▶ _Given request_:
Filter the entries that follow, copying every line in which the word "name" appears.

◇ ◇ ◇ ◇

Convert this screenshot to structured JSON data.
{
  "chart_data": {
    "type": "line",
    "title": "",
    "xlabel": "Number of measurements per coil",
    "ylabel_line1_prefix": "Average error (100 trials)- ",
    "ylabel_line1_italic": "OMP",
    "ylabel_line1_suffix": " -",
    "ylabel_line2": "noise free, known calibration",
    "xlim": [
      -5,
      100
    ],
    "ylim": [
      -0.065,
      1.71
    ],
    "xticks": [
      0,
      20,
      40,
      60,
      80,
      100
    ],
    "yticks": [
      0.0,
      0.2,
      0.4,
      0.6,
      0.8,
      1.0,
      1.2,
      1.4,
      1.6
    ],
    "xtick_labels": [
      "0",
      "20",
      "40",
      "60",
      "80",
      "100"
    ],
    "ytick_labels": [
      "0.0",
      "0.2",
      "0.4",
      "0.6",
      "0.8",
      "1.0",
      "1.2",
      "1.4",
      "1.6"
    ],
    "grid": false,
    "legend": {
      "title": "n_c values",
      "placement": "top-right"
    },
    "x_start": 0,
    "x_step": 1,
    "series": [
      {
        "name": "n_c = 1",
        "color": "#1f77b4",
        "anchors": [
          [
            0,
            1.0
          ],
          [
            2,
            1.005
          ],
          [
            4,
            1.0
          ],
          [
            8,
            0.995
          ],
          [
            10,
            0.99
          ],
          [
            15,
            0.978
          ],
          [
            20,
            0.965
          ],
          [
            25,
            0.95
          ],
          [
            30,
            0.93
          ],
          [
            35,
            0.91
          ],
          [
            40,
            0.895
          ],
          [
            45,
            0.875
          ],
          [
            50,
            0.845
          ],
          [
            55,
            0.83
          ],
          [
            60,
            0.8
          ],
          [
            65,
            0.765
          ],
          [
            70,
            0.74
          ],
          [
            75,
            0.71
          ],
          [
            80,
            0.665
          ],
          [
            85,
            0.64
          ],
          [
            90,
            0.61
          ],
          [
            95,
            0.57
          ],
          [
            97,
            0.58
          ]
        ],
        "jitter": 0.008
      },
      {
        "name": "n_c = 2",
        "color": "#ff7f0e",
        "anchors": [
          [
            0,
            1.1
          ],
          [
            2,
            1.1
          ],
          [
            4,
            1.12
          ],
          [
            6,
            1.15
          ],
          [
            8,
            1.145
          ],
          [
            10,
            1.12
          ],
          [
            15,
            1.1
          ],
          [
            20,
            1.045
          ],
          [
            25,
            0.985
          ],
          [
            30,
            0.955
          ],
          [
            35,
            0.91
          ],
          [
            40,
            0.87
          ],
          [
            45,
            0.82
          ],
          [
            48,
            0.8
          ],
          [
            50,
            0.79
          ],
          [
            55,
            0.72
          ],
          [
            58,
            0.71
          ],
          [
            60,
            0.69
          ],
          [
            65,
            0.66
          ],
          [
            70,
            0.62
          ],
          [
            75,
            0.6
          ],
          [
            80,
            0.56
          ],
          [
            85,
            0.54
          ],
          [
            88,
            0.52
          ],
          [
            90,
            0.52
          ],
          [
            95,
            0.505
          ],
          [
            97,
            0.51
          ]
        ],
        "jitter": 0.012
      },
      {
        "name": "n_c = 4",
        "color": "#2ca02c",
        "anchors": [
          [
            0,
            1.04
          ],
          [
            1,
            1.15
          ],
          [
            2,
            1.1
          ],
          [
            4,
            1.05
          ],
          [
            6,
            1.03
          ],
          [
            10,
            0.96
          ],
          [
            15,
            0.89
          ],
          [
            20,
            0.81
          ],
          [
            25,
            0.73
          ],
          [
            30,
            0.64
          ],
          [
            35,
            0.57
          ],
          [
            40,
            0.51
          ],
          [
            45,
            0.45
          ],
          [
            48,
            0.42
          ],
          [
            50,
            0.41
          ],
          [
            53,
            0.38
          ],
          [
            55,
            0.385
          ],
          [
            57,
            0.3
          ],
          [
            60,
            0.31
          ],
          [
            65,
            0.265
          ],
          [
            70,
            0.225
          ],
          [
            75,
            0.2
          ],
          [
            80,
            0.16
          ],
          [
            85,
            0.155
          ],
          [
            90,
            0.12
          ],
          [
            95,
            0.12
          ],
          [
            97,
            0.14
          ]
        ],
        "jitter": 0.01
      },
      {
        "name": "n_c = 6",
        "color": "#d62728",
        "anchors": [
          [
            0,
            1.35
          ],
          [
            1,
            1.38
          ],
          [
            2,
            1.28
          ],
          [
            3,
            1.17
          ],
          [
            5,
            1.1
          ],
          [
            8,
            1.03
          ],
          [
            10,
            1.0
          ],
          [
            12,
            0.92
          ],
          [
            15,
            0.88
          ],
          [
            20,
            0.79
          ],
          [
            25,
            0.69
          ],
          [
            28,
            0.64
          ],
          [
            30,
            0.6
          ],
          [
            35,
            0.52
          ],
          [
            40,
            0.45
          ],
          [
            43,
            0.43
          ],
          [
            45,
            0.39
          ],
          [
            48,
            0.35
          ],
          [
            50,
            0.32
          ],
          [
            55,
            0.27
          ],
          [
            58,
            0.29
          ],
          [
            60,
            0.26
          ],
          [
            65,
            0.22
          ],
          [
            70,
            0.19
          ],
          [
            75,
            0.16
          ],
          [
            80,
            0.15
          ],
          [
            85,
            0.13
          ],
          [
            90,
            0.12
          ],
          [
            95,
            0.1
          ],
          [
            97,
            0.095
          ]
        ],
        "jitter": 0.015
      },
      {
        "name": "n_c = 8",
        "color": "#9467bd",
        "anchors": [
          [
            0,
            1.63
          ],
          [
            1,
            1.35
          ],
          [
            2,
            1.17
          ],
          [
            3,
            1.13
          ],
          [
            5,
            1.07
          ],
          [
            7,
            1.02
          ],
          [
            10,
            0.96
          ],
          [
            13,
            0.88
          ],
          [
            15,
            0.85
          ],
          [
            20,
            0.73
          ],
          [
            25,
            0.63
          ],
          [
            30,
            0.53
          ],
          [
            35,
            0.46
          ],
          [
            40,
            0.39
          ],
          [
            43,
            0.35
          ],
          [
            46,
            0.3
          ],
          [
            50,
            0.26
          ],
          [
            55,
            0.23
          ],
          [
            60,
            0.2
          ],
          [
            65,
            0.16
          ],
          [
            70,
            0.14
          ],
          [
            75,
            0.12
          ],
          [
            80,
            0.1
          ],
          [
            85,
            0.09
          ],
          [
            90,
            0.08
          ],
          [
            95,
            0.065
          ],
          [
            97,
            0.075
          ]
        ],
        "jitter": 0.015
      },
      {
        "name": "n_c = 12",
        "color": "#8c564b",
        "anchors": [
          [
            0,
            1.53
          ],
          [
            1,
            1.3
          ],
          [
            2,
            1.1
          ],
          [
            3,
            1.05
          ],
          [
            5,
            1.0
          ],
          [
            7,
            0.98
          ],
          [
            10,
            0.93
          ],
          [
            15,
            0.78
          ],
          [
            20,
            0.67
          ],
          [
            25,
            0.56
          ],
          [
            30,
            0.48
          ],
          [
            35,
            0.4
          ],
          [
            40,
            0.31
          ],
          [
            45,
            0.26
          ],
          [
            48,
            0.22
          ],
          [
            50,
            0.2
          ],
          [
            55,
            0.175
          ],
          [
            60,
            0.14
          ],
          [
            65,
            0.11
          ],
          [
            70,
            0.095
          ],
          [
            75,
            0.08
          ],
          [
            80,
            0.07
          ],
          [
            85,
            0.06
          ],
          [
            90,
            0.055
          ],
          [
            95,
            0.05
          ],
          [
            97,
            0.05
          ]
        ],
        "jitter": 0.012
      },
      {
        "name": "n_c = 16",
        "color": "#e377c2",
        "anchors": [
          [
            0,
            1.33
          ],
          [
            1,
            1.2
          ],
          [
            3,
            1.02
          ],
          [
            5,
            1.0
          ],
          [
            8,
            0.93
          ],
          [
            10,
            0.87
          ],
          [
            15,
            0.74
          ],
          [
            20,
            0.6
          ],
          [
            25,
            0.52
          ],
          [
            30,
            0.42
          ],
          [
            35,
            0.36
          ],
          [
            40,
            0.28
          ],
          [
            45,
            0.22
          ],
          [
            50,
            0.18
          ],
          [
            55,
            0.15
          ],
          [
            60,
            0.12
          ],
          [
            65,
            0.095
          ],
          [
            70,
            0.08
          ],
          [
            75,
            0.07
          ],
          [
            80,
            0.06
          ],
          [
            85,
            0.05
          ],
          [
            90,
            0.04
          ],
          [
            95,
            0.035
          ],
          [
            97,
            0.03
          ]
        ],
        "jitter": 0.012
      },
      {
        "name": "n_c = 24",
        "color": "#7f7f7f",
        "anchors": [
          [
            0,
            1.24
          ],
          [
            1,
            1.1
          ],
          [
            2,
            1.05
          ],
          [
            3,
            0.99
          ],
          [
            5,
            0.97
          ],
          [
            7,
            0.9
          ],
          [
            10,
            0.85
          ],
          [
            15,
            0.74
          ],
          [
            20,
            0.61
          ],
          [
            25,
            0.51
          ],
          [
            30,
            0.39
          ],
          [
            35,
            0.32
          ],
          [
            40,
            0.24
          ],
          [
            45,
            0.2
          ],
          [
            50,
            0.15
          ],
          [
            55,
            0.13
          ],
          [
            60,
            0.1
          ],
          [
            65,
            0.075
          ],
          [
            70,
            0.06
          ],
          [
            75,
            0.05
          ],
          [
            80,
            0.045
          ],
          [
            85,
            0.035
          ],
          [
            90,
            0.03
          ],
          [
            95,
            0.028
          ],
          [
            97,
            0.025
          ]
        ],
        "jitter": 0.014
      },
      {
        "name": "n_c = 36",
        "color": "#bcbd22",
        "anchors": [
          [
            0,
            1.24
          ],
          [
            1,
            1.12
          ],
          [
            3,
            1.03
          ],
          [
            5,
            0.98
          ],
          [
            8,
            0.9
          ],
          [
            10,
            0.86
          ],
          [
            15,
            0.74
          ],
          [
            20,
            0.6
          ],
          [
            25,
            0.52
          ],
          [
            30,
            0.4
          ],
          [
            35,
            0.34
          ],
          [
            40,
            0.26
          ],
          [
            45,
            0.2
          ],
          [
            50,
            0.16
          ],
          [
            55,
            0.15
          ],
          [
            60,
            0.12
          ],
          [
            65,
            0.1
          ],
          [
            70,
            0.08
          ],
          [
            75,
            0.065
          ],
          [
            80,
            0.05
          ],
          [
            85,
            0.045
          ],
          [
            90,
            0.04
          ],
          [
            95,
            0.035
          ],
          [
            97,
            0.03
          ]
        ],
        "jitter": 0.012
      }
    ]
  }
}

◇ ◇ ◇ ◇

▶ _Result of this task_:
        "name": "n_c = 1",
        "name": "n_c = 2",
        "name": "n_c = 4",
        "name": "n_c = 6",
        "name": "n_c = 8",
        "name": "n_c = 12",
        "name": "n_c = 16",
        "name": "n_c = 24",
        "name": "n_c = 36",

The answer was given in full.